Work to complete>
Pull every "thấy" line out of the data below.

Given entries>
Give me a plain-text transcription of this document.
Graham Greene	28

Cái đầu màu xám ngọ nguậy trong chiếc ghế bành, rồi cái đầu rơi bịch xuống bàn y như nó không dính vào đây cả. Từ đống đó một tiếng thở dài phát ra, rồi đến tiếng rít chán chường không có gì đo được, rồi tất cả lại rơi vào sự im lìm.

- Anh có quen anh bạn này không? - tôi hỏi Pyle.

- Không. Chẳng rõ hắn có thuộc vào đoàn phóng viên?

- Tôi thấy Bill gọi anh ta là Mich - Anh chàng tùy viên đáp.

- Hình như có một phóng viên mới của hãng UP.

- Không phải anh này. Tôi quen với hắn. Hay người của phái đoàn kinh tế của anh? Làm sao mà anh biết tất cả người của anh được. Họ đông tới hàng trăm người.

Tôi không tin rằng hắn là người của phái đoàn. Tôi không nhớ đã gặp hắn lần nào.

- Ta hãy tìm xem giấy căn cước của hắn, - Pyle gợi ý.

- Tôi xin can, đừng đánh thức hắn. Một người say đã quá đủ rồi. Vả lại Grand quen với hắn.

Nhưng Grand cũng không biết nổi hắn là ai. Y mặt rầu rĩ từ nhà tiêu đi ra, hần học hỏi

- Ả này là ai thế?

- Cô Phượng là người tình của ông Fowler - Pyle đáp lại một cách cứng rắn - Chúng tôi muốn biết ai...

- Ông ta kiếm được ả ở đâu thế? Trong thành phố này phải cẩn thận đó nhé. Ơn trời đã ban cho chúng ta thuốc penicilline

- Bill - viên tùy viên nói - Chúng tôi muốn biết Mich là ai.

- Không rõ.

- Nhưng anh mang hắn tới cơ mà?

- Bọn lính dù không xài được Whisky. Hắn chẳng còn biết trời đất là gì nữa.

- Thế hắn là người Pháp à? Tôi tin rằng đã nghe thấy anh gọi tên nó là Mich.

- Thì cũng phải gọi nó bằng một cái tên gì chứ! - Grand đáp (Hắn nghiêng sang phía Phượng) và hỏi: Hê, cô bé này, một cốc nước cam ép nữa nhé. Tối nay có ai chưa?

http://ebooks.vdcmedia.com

Answer to the task>
- Tôi thấy Bill gọi anh ta là Mich - Anh chàng tùy viên đáp.
- Thế hắn là người Pháp à? Tôi tin rằng đã nghe thấy anh gọi tên nó là Mich.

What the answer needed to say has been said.